◆ Supplied entries
## Start

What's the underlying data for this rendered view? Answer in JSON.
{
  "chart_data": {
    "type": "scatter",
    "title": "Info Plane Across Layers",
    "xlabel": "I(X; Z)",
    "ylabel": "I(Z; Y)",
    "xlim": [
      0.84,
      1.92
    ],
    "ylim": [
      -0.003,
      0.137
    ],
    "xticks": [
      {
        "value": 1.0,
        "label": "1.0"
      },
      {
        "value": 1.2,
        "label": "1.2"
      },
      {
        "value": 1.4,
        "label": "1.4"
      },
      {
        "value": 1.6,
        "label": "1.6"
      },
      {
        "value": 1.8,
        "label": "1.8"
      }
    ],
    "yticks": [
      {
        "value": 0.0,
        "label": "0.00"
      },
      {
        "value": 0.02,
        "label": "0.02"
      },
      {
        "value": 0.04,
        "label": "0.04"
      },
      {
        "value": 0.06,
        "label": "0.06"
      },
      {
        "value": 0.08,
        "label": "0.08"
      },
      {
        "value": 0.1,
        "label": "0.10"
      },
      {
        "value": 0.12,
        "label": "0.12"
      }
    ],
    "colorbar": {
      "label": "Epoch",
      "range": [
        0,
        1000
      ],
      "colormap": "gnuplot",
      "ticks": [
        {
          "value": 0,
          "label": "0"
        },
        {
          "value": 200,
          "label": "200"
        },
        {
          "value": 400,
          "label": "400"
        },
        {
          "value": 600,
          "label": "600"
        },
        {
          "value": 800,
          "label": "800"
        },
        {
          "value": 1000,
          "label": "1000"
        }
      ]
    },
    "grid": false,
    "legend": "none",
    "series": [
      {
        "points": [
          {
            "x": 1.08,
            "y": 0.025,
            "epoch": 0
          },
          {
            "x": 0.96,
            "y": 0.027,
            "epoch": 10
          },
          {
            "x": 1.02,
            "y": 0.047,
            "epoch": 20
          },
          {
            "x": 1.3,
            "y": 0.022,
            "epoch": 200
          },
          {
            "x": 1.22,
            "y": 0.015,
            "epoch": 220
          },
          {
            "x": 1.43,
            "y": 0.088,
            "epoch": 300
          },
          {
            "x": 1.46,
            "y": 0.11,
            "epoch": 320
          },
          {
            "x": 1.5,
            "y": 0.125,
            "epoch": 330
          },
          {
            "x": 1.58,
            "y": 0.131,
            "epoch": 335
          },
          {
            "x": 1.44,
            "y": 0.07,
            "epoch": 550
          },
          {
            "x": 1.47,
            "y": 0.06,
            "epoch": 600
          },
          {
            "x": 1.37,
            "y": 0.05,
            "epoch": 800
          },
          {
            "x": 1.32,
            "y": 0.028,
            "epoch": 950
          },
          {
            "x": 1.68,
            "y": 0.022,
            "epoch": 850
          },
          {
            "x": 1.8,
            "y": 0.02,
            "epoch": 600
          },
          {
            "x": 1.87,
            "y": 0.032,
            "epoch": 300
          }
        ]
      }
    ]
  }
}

## End
## Start

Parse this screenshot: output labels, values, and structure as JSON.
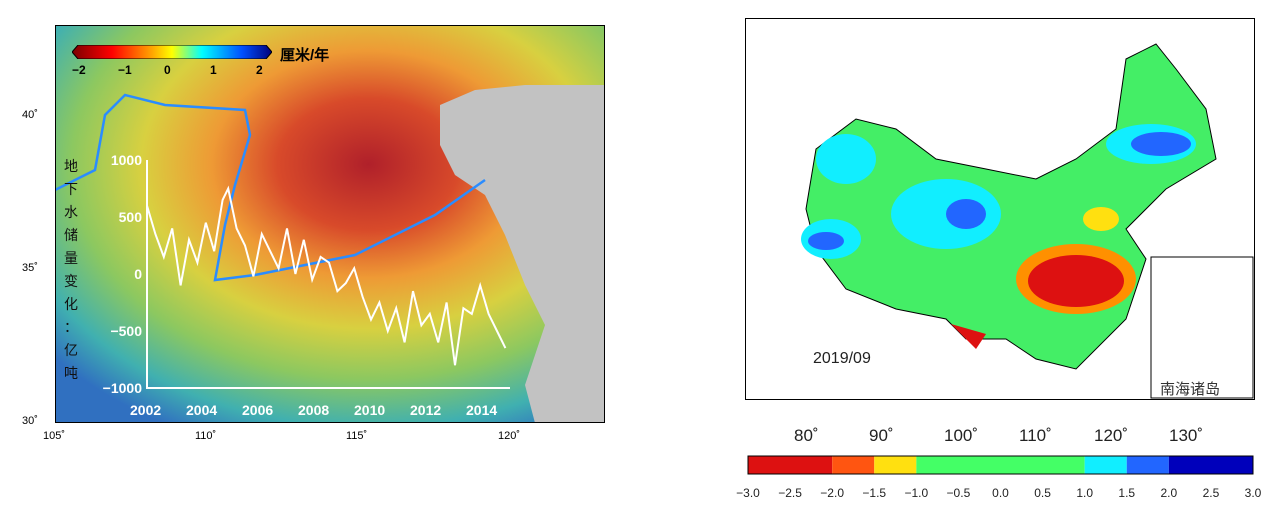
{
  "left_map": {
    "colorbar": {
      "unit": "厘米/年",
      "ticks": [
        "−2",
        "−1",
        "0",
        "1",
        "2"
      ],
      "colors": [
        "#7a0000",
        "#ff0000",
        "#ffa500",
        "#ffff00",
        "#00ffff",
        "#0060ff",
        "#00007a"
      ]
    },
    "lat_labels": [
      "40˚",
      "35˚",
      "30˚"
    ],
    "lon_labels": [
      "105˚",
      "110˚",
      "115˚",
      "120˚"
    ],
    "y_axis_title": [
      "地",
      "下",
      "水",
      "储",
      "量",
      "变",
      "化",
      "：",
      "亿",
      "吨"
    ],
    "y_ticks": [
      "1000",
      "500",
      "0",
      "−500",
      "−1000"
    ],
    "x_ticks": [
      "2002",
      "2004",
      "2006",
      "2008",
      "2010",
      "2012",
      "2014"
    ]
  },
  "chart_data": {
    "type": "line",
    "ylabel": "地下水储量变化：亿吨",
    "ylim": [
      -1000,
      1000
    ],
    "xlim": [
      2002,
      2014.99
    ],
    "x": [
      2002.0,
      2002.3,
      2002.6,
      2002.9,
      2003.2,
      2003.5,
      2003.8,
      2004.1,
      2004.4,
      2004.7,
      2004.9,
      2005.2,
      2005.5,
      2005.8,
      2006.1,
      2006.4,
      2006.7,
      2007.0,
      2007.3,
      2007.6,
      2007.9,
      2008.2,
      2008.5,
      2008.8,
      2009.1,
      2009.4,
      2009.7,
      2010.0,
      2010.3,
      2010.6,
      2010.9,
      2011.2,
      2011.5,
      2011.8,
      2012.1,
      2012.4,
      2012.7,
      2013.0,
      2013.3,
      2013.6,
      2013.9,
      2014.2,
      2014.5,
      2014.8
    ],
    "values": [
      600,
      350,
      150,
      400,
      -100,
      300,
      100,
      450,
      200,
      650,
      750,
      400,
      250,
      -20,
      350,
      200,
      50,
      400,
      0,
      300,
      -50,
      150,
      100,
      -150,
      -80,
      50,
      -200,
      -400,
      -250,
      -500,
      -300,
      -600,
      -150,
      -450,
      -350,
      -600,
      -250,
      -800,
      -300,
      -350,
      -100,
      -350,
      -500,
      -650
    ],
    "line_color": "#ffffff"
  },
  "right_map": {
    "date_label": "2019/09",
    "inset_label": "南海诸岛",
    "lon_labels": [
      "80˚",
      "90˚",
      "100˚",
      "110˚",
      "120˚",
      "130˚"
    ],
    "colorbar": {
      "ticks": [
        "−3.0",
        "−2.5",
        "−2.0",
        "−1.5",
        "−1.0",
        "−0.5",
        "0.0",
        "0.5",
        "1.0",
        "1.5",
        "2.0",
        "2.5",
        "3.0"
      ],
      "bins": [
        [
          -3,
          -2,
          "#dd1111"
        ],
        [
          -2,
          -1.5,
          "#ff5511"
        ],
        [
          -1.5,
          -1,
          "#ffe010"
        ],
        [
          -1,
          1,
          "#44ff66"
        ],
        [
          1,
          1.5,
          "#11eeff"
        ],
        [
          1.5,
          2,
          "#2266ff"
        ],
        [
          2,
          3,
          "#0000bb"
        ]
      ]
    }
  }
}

## End

Count the lines of the material that include the word "values", then report only the total.

◆ Full answer
2